:: DATA RECORDS ::

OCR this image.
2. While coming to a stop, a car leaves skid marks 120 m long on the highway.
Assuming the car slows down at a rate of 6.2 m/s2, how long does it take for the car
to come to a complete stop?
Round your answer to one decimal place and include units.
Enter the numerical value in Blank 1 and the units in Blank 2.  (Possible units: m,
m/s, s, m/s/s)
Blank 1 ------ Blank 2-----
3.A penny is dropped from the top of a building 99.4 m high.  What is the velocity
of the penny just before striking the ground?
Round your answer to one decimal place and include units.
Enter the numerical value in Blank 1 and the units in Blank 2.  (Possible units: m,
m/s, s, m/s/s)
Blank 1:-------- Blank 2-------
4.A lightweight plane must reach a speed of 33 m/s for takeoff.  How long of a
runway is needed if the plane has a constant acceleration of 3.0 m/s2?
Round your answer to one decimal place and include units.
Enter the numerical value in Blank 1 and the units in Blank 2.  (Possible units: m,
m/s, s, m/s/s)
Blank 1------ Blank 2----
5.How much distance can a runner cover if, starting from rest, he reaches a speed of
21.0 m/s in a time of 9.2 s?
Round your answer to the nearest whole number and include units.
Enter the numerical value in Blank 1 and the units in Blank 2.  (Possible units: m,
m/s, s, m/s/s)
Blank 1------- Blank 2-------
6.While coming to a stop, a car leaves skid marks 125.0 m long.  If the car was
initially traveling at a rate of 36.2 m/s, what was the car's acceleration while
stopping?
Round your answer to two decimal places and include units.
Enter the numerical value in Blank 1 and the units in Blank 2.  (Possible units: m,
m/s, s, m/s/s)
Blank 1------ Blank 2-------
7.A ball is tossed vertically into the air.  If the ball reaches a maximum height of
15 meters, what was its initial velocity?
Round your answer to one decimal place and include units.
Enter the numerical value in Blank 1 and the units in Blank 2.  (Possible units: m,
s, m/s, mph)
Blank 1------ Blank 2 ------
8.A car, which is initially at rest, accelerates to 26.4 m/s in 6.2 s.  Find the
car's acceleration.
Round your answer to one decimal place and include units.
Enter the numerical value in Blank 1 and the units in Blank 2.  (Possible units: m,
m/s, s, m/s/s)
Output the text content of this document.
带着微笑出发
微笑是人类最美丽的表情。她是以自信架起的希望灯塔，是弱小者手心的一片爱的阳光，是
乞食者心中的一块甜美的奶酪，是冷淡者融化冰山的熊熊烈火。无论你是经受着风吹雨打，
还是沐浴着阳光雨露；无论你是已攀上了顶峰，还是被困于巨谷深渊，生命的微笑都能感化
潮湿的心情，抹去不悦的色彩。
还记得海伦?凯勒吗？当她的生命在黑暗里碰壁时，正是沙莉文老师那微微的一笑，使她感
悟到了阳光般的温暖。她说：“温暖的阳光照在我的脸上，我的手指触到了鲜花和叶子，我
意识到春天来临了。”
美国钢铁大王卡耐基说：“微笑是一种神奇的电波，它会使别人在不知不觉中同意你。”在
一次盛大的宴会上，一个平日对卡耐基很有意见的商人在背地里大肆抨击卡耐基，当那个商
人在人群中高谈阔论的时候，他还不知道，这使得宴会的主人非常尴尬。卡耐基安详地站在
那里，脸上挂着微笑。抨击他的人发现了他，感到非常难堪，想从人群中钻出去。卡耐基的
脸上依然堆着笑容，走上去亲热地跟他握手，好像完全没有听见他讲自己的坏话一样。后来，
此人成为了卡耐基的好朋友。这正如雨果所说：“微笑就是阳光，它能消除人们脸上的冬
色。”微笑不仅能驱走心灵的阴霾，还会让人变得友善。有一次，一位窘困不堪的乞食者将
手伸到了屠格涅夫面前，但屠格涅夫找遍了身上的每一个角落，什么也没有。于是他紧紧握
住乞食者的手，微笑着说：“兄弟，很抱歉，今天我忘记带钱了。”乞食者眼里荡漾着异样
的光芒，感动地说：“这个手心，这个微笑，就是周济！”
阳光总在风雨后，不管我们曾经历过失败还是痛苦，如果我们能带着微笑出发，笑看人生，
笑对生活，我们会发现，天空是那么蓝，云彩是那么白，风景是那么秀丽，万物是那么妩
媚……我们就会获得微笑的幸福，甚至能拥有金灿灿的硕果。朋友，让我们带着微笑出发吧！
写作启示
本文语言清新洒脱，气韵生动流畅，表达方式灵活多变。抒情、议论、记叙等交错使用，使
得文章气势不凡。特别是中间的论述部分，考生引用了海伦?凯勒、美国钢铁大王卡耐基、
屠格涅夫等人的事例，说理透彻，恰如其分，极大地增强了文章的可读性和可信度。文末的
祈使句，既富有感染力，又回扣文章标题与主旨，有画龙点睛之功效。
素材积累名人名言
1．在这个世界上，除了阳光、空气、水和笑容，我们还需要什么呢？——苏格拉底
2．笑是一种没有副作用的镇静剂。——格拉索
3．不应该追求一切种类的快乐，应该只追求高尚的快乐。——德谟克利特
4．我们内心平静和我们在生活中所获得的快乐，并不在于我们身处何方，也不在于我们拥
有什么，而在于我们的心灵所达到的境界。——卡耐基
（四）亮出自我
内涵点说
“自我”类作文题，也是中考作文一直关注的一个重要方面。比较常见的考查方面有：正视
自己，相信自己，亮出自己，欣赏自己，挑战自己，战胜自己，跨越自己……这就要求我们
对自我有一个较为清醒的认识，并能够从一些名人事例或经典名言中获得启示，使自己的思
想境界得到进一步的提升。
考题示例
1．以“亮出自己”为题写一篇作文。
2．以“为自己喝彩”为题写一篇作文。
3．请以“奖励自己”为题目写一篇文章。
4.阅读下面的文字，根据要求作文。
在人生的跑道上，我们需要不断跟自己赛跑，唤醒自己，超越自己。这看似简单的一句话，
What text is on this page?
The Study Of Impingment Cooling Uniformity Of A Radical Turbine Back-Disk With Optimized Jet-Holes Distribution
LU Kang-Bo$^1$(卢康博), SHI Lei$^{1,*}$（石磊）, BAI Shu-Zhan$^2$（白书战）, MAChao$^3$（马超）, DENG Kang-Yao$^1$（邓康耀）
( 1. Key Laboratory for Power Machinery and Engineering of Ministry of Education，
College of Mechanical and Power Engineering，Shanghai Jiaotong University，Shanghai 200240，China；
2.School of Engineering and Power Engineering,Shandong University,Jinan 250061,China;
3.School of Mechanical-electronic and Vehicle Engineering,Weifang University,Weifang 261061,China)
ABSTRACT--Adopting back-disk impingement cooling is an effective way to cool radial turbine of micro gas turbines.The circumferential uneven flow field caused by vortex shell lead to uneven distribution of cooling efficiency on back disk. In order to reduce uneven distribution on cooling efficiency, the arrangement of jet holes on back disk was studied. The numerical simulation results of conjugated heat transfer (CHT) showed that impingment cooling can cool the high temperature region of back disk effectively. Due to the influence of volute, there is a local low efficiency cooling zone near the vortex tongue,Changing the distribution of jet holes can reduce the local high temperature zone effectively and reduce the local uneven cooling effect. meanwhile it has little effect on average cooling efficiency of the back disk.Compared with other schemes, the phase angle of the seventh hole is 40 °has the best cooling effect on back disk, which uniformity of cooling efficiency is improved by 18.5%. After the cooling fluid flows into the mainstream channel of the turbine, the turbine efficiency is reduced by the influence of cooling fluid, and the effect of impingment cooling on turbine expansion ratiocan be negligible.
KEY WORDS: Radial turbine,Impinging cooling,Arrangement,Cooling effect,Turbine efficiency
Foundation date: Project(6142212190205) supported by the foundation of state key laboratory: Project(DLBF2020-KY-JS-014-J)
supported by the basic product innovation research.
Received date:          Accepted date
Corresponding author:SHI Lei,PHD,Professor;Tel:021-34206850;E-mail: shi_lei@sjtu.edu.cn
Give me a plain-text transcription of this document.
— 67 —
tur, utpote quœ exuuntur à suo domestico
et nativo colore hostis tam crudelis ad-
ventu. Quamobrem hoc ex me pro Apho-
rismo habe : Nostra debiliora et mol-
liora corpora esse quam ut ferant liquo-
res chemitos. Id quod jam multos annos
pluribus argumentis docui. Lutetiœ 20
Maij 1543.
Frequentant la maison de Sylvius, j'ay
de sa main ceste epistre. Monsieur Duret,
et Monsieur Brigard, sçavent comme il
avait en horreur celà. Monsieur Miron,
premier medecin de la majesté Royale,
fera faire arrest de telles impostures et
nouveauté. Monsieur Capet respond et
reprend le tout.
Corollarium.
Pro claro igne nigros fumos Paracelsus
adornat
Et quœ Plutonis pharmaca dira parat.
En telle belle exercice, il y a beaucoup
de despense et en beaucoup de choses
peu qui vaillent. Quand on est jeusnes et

:::

WORK TO BE COMPLETED →
Where a line above contains the word "Power", copy that line.

RESPONSE TO THE EXERCISE →
( 1. Key Laboratory for Power Machinery and Engineering of Ministry of Education，
College of Mechanical and Power Engineering，Shanghai Jiaotong University，Shanghai 200240，China；
2.School of Engineering and Power Engineering,Shandong University,Jinan 250061,China;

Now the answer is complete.